**Exercise prompt:**
The records below hold pictures; please leave those out and retype the rest exactly.
━━ Data for this task ━━
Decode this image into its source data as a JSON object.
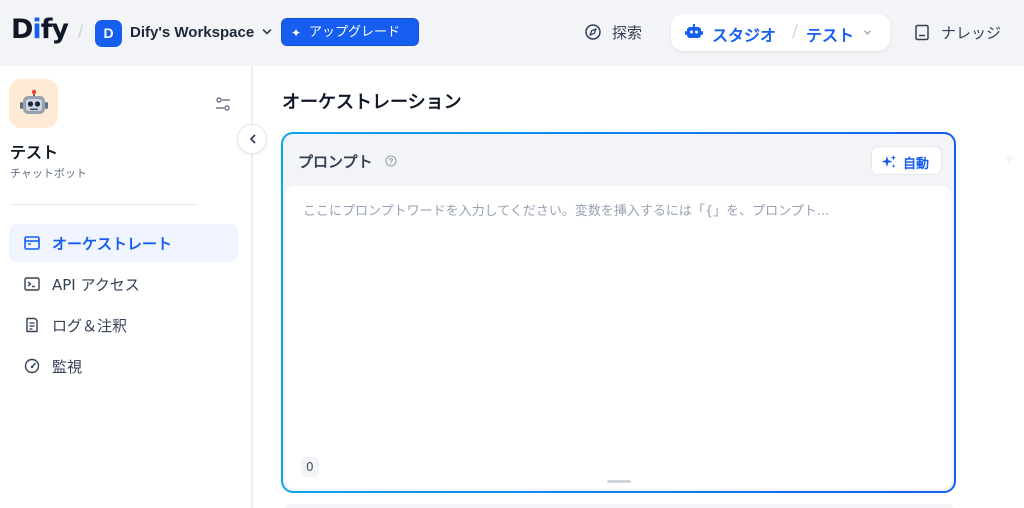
{
  "header": {
    "logo": {
      "pre": "D",
      "accent": "i",
      "post": "fy"
    },
    "separator": "/",
    "workspace": {
      "initial": "D",
      "name": "Dify's Workspace"
    },
    "upgrade_label": "アップグレード",
    "nav": {
      "explore_label": "探索",
      "studio_label": "スタジオ",
      "app_separator": "/",
      "current_app": "テスト",
      "knowledge_label": "ナレッジ"
    }
  },
  "sidebar": {
    "app_name": "テスト",
    "app_type": "チャットボット",
    "app_icon": "robot-emoji",
    "items": [
      {
        "label": "オーケストレート",
        "icon": "window-icon",
        "active": true
      },
      {
        "label": "API アクセス",
        "icon": "terminal-icon",
        "active": false
      },
      {
        "label": "ログ＆注釈",
        "icon": "file-list-icon",
        "active": false
      },
      {
        "label": "監視",
        "icon": "dashboard-gauge-icon",
        "active": false
      }
    ]
  },
  "main": {
    "title": "オーケストレーション",
    "prompt": {
      "label": "プロンプト",
      "auto_label": "自動",
      "placeholder": "ここにプロンプトワードを入力してください。変数を挿入するには「{」を、プロンプト...",
      "char_count": "0"
    }
  },
  "colors": {
    "accent": "#155eef",
    "accent_light": "#eff4ff",
    "prompt_border_start": "#0ba5ec",
    "prompt_border_end": "#155eef",
    "app_icon_bg": "#ffead5"
  }
}
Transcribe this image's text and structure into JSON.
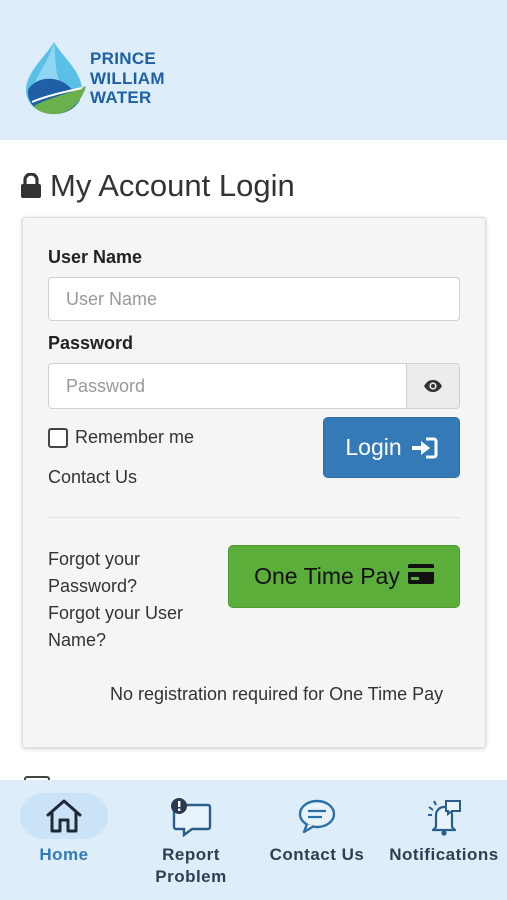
{
  "header": {
    "logo_lines": [
      "PRINCE",
      "WILLIAM",
      "WATER"
    ]
  },
  "page": {
    "title": "My Account Login"
  },
  "form": {
    "username_label": "User Name",
    "username_placeholder": "User Name",
    "password_label": "Password",
    "password_placeholder": "Password",
    "remember_label": "Remember me",
    "contact_link": "Contact Us",
    "login_button": "Login",
    "forgot_password_line1": "Forgot your",
    "forgot_password_line2": "Password?",
    "forgot_username_line1": "Forgot your User",
    "forgot_username_line2": "Name?",
    "one_time_pay_button": "One Time Pay",
    "no_registration_note": "No registration required for One Time Pay"
  },
  "tabs": [
    {
      "label": "Home",
      "icon": "home-icon",
      "active": true
    },
    {
      "label_line1": "Report",
      "label_line2": "Problem",
      "icon": "report-problem-icon"
    },
    {
      "label": "Contact Us",
      "icon": "chat-bubbles-icon"
    },
    {
      "label": "Notifications",
      "icon": "bell-icon"
    }
  ],
  "colors": {
    "header_bg": "#ddeefa",
    "brand_blue": "#1f5fa5",
    "login_button": "#337ab7",
    "pay_button": "#5cae3a",
    "active_tab": "#337ab7"
  }
}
━━━
**Answer to this exercise:**
Decode this image into its source data as a JSON object.
{
  "header": {
    "logo": {
      "pre": "D",
      "accent": "i",
      "post": "fy"
    },
    "separator": "/",
    "workspace": {
      "initial": "D",
      "name": "Dify's Workspace"
    },
    "upgrade_label": "アップグレード",
    "nav": {
      "explore_label": "探索",
      "studio_label": "スタジオ",
      "app_separator": "/",
      "current_app": "テスト",
      "knowledge_label": "ナレッジ"
    }
  },
  "sidebar": {
    "app_name": "テスト",
    "app_type": "チャットボット",
    "app_icon": "robot-emoji",
    "items": [
      {
        "label": "オーケストレート",
        "icon": "window-icon",
        "active": true
      },
      {
        "label": "API アクセス",
        "icon": "terminal-icon",
        "active": false
      },
      {
        "label": "ログ＆注釈",
        "icon": "file-list-icon",
        "active": false
      },
      {
        "label": "監視",
        "icon": "dashboard-gauge-icon",
        "active": false
      }
    ]
  },
  "main": {
    "title": "オーケストレーション",
    "prompt": {
      "label": "プロンプト",
      "auto_label": "自動",
      "placeholder": "ここにプロンプトワードを入力してください。変数を挿入するには「{」を、プロンプト...",
      "char_count": "0"
    }
  },
  "colors": {
    "accent": "#155eef",
    "accent_light": "#eff4ff",
    "prompt_border_start": "#0ba5ec",
    "prompt_border_end": "#155eef",
    "app_icon_bg": "#ffead5"
  }
}
Transcribe this image's text and structure into JSON.
{
  "header": {
    "logo_lines": [
      "PRINCE",
      "WILLIAM",
      "WATER"
    ]
  },
  "page": {
    "title": "My Account Login"
  },
  "form": {
    "username_label": "User Name",
    "username_placeholder": "User Name",
    "password_label": "Password",
    "password_placeholder": "Password",
    "remember_label": "Remember me",
    "contact_link": "Contact Us",
    "login_button": "Login",
    "forgot_password_line1": "Forgot your",
    "forgot_password_line2": "Password?",
    "forgot_username_line1": "Forgot your User",
    "forgot_username_line2": "Name?",
    "one_time_pay_button": "One Time Pay",
    "no_registration_note": "No registration required for One Time Pay"
  },
  "tabs": [
    {
      "label": "Home",
      "icon": "home-icon",
      "active": true
    },
    {
      "label_line1": "Report",
      "label_line2": "Problem",
      "icon": "report-problem-icon"
    },
    {
      "label": "Contact Us",
      "icon": "chat-bubbles-icon"
    },
    {
      "label": "Notifications",
      "icon": "bell-icon"
    }
  ],
  "colors": {
    "header_bg": "#ddeefa",
    "brand_blue": "#1f5fa5",
    "login_button": "#337ab7",
    "pay_button": "#5cae3a",
    "active_tab": "#337ab7"
  }
}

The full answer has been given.